### Task prompt
Restate each of the lines below word for word and drop every picture.

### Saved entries
begin

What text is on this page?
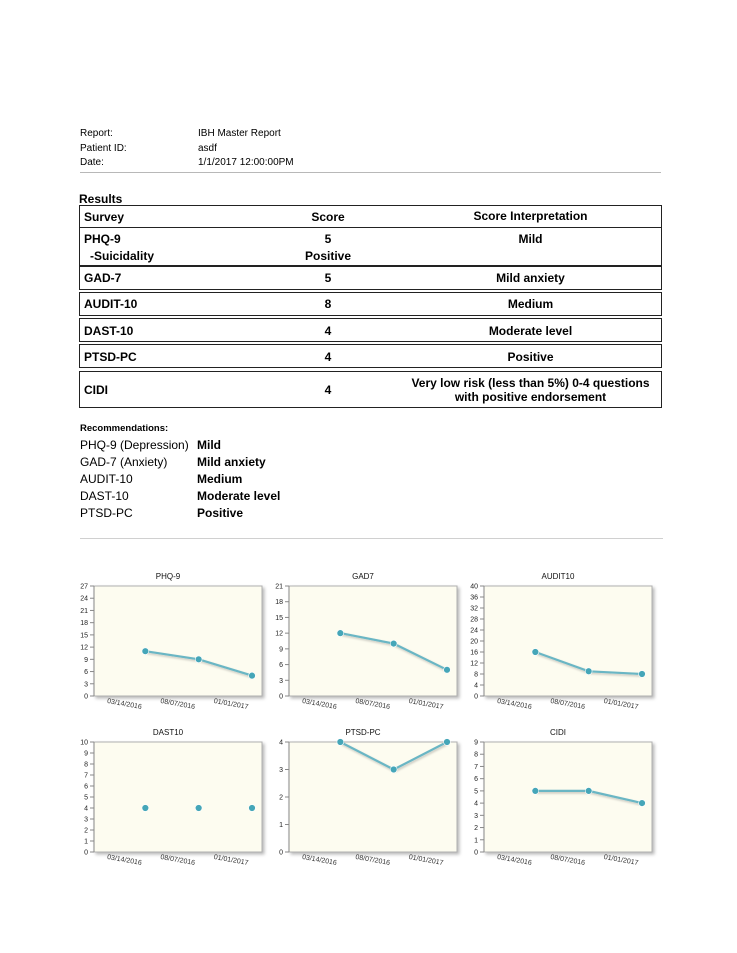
Report:	IBH Master Report
Patient ID:	asdf
Date:	1/1/2017 12:00:00PM
Results
Survey	Score	Score Interpretation
PHQ-9	5	Mild
-Suicidality	Positive
GAD-7	5	Mild anxiety
AUDIT-10	8	Medium
DAST-10	4	Moderate level
PTSD-PC	4	Positive
CIDI	4	Very low risk (less than 5%) 0-4 questions with positive endorsement
Recommendations:
PHQ-9 (Depression) Mild
GAD-7 (Anxiety) Mild anxiety
AUDIT-10	Medium
DAST-10	Moderate level
PTSD-PC	Positive
PHQ-9
0
3
6
9
12
15
18
21
24
27
03/14/2016	08/07/2016	01/01/2017
GAD7
0
3
6
9
12
15
18
21
03/14/2016	08/07/2016	01/01/2017
AUDIT10
0
4
8
12
16
20
24
28
32
36
40
03/14/2016	08/07/2016	01/01/2017
DAST10
0
1
2
3
4
5
6
7
8
9
10
03/14/2016	08/07/2016	01/01/2017
PTSD-PC
0
1
2
3
4
03/14/2016	08/07/2016	01/01/2017
CIDI
0
1
2
3
4
5
6
7
8
9
03/14/2016	08/07/2016	01/01/2017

end

### Output for this exercise
What text is on this page?
Report:	IBH Master Report
Patient ID:	asdf
Date:	1/1/2017 12:00:00PM
Results
Survey	Score	Score Interpretation
PHQ-9	5	Mild
-Suicidality	Positive
GAD-7	5	Mild anxiety
AUDIT-10	8	Medium
DAST-10	4	Moderate level
PTSD-PC	4	Positive
CIDI	4	Very low risk (less than 5%) 0-4 questions with positive endorsement
Recommendations:
PHQ-9 (Depression) Mild
GAD-7 (Anxiety) Mild anxiety
AUDIT-10	Medium
DAST-10	Moderate level
PTSD-PC	Positive
PHQ-9
0
3
6
9
12
15
18
21
24
27
03/14/2016	08/07/2016	01/01/2017
GAD7
0
3
6
9
12
15
18
21
03/14/2016	08/07/2016	01/01/2017
AUDIT10
0
4
8
12
16
20
24
28
32
36
40
03/14/2016	08/07/2016	01/01/2017
DAST10
0
1
2
3
4
5
6
7
8
9
10
03/14/2016	08/07/2016	01/01/2017
PTSD-PC
0
1
2
3
4
03/14/2016	08/07/2016	01/01/2017
CIDI
0
1
2
3
4
5
6
7
8
9
03/14/2016	08/07/2016	01/01/2017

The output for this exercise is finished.